[Begin Records supplied]

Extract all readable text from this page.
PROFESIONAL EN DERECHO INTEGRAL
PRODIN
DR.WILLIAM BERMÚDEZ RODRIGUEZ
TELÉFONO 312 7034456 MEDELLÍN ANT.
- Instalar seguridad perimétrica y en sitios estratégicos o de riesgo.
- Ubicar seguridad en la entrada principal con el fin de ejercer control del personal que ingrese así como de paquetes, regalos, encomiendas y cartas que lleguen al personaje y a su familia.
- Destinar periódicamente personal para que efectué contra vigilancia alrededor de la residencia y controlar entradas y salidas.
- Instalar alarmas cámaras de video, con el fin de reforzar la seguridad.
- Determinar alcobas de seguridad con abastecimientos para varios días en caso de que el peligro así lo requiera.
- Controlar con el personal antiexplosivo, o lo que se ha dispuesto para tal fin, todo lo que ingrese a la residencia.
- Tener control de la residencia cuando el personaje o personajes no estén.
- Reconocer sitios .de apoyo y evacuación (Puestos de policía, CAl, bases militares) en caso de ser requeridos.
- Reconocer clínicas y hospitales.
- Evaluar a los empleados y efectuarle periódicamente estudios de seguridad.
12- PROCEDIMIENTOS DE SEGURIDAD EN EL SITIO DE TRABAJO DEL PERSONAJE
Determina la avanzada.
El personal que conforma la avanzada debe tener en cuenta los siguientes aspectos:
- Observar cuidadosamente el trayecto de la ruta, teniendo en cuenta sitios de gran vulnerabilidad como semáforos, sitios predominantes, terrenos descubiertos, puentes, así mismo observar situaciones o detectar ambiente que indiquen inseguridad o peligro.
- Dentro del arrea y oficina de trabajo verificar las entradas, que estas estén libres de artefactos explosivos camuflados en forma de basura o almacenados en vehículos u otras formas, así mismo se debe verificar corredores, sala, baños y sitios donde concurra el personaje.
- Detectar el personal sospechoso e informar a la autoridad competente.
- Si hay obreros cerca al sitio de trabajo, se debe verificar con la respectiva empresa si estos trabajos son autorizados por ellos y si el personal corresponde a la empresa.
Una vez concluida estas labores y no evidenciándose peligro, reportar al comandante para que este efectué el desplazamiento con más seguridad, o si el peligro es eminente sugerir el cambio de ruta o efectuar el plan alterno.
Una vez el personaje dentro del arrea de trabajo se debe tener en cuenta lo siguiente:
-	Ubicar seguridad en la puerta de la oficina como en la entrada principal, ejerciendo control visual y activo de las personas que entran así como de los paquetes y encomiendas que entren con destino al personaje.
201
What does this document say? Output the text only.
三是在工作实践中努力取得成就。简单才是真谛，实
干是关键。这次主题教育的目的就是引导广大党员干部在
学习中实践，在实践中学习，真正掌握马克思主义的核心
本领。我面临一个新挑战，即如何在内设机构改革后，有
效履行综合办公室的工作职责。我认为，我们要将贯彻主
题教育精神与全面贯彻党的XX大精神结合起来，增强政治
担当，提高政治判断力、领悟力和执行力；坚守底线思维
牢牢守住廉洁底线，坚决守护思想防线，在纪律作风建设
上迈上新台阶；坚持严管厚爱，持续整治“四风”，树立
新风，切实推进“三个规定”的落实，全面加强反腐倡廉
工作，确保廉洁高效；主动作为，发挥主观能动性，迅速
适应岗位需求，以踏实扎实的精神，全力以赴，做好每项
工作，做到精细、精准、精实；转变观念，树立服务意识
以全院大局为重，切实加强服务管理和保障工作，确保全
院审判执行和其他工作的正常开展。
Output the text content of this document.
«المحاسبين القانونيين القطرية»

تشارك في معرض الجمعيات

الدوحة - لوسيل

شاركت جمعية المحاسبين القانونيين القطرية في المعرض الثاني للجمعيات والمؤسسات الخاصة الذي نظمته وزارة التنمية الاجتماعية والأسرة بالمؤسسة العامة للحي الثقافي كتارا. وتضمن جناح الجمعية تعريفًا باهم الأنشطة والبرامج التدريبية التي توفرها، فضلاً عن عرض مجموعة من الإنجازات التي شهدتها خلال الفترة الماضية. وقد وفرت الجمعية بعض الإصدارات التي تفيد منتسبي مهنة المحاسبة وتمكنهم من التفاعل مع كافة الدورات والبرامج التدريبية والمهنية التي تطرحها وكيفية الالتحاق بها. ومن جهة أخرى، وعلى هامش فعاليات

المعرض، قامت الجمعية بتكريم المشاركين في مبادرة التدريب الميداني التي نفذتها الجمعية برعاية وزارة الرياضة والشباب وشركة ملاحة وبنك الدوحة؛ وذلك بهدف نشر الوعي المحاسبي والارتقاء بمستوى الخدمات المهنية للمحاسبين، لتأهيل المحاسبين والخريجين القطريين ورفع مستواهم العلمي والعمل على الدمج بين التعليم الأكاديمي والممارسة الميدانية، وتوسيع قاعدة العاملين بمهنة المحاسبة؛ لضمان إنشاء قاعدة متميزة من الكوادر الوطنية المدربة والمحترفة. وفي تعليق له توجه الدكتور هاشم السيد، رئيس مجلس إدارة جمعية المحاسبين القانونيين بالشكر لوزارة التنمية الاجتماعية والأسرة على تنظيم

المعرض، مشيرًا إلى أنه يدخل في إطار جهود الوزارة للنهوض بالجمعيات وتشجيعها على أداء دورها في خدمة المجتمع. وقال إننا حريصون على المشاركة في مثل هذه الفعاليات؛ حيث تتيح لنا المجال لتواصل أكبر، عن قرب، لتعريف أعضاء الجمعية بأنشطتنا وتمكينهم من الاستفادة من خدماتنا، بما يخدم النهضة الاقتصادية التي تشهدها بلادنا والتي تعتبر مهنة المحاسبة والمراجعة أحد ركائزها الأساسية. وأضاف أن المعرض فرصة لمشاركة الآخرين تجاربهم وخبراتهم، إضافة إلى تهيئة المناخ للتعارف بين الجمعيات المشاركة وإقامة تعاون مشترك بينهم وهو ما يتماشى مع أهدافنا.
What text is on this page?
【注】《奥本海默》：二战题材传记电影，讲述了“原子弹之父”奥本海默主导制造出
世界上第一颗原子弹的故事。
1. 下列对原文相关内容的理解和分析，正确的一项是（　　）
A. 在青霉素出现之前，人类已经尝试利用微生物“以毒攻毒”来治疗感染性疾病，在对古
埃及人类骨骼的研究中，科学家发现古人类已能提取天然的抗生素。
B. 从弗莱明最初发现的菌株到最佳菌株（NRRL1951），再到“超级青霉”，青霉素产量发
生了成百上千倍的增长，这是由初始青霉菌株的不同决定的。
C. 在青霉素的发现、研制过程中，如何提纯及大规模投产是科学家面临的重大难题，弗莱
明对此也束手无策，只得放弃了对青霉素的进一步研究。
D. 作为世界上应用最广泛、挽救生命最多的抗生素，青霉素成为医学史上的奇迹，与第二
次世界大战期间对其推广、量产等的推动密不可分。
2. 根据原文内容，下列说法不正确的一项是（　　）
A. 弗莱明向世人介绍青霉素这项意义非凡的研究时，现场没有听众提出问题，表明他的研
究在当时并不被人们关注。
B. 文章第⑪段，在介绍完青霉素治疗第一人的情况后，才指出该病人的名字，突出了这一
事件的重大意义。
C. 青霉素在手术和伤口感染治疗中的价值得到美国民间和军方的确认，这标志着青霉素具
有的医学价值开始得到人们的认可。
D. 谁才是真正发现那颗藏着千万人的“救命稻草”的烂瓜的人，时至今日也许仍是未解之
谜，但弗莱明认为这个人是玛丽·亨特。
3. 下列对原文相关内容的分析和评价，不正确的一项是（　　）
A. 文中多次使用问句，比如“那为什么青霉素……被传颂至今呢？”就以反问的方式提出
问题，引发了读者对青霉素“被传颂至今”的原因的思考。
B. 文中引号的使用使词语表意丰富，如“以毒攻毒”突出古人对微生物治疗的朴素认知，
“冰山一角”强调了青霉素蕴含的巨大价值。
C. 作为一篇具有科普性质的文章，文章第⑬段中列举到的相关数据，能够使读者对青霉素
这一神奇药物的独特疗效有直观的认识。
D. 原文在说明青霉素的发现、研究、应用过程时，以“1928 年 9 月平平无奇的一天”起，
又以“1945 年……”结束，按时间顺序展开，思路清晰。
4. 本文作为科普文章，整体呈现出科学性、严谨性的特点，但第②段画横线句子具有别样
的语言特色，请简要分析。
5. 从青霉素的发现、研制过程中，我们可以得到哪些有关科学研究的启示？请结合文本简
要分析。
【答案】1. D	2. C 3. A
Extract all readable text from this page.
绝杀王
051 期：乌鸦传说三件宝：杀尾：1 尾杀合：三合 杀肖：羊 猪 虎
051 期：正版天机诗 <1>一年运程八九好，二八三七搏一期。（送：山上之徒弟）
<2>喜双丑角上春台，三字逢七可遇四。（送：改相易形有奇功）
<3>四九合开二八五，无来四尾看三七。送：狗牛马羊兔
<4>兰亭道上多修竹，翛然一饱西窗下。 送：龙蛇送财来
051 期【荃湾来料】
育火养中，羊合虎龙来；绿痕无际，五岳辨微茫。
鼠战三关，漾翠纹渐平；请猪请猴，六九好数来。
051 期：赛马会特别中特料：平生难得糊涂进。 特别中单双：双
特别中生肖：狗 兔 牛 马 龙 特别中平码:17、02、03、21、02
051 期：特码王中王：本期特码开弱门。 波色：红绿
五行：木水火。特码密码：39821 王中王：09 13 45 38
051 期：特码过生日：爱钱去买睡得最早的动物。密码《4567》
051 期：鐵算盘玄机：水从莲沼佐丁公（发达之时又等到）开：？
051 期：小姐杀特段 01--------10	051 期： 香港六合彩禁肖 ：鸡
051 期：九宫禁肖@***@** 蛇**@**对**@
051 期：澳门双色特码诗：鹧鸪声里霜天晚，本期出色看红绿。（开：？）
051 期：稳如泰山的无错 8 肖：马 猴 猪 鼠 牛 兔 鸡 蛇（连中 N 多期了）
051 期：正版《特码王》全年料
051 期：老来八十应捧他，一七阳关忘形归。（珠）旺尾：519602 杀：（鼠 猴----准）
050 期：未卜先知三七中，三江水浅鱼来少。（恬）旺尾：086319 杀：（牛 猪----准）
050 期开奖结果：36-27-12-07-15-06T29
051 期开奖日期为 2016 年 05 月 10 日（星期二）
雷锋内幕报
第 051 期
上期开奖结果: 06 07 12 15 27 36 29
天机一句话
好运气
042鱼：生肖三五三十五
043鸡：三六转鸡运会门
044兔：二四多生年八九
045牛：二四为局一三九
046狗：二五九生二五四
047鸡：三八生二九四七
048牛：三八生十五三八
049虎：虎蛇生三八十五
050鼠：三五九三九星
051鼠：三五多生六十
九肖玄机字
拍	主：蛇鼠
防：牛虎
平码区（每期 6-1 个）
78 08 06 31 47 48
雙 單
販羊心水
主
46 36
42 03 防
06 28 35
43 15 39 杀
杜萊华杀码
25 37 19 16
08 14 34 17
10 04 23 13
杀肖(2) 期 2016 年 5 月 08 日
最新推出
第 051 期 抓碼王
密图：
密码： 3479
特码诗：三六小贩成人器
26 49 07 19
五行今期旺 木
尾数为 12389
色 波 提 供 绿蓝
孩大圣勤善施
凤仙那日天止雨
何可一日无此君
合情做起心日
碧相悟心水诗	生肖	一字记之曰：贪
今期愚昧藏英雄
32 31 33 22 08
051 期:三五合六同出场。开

[End Records supplied]

## Objective
Scan the material above and determine how many lines include the word "sitios"; report only the number.

## Task answer
4